What to work on:
From the listing below, pull out the lines that hold "good".

▼

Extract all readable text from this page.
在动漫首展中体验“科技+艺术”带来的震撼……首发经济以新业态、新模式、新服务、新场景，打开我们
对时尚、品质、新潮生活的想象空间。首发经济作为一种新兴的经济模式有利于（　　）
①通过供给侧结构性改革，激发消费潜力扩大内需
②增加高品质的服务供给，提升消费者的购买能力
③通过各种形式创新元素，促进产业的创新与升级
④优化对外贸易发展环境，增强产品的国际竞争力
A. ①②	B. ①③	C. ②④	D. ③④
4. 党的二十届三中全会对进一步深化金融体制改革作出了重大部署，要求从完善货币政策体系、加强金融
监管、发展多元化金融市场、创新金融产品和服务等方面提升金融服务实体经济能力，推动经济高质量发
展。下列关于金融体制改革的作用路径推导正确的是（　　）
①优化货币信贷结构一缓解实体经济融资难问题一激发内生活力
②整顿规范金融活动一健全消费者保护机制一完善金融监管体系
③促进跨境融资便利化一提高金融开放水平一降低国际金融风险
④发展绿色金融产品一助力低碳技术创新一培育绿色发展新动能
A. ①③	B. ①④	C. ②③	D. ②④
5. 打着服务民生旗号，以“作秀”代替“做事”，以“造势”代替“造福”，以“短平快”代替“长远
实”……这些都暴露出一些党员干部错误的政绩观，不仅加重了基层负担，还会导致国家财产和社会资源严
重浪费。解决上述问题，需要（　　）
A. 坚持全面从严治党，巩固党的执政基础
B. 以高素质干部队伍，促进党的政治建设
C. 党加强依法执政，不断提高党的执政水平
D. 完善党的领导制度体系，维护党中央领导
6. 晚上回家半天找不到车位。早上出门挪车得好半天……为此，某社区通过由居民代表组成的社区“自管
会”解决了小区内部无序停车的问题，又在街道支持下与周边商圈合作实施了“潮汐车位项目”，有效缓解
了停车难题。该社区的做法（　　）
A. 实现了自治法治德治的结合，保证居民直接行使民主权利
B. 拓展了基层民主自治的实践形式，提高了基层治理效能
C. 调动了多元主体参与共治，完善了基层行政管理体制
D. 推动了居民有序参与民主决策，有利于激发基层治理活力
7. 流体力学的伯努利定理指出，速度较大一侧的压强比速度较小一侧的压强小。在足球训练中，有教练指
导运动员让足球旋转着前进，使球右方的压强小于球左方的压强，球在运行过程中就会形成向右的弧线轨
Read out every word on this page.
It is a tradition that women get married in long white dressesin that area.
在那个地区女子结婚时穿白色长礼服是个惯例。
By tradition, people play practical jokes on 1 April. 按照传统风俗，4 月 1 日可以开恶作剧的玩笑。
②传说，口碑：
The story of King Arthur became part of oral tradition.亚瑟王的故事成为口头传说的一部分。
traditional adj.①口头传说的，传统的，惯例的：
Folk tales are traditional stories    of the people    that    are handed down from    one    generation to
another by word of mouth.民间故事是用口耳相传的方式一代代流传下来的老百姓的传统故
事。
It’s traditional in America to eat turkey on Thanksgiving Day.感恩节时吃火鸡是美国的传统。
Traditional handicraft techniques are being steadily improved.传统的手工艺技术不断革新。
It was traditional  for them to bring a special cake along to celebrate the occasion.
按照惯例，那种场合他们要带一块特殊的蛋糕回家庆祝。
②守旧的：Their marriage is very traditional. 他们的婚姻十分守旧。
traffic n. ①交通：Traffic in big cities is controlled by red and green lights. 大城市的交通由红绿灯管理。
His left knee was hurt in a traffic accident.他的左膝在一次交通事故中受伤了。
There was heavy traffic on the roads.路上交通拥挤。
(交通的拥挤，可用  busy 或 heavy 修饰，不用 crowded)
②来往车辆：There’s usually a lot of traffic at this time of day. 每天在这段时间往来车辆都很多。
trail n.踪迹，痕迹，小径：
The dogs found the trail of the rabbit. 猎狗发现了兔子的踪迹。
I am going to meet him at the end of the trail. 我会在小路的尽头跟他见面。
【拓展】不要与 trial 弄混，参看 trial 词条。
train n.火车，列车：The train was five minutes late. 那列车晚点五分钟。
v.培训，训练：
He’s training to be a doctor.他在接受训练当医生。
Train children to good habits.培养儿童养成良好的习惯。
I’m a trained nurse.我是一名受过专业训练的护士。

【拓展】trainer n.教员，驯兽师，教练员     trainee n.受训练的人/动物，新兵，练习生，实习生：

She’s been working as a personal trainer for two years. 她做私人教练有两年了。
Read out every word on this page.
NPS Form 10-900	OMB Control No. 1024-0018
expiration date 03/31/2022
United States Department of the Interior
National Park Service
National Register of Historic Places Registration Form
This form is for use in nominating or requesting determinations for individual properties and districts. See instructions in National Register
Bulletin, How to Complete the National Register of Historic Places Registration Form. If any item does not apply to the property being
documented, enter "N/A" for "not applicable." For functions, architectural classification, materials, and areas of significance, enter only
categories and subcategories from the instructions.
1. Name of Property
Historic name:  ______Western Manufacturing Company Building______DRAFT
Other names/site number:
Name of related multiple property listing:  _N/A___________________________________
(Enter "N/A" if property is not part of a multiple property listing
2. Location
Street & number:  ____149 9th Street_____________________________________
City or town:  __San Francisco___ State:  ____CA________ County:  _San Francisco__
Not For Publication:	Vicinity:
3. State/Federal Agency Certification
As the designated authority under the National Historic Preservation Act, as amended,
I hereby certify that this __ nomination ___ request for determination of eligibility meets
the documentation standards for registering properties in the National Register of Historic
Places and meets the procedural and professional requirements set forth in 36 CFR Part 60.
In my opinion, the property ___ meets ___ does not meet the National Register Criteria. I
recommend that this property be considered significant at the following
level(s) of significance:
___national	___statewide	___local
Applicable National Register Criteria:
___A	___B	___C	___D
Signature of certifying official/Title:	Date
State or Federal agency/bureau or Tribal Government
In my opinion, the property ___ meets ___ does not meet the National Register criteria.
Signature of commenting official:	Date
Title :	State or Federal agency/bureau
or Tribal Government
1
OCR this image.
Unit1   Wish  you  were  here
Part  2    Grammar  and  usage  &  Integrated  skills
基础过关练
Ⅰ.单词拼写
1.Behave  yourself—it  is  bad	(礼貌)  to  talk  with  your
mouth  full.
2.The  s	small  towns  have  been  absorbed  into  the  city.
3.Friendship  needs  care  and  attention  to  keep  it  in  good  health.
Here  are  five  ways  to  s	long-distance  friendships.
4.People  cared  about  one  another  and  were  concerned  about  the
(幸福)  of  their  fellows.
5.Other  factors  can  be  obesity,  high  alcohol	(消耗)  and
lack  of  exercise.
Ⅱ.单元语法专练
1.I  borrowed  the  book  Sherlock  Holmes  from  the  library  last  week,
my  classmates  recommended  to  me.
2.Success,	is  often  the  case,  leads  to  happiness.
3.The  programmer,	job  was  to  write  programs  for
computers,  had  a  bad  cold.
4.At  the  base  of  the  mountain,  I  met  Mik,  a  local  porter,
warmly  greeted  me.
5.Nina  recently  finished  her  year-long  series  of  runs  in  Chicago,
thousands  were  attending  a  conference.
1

▲

Worked solution:
Train children to good habits.培养儿童养成良好的习惯。
3.Friendship  needs  care  and  attention  to  keep  it  in  good  health.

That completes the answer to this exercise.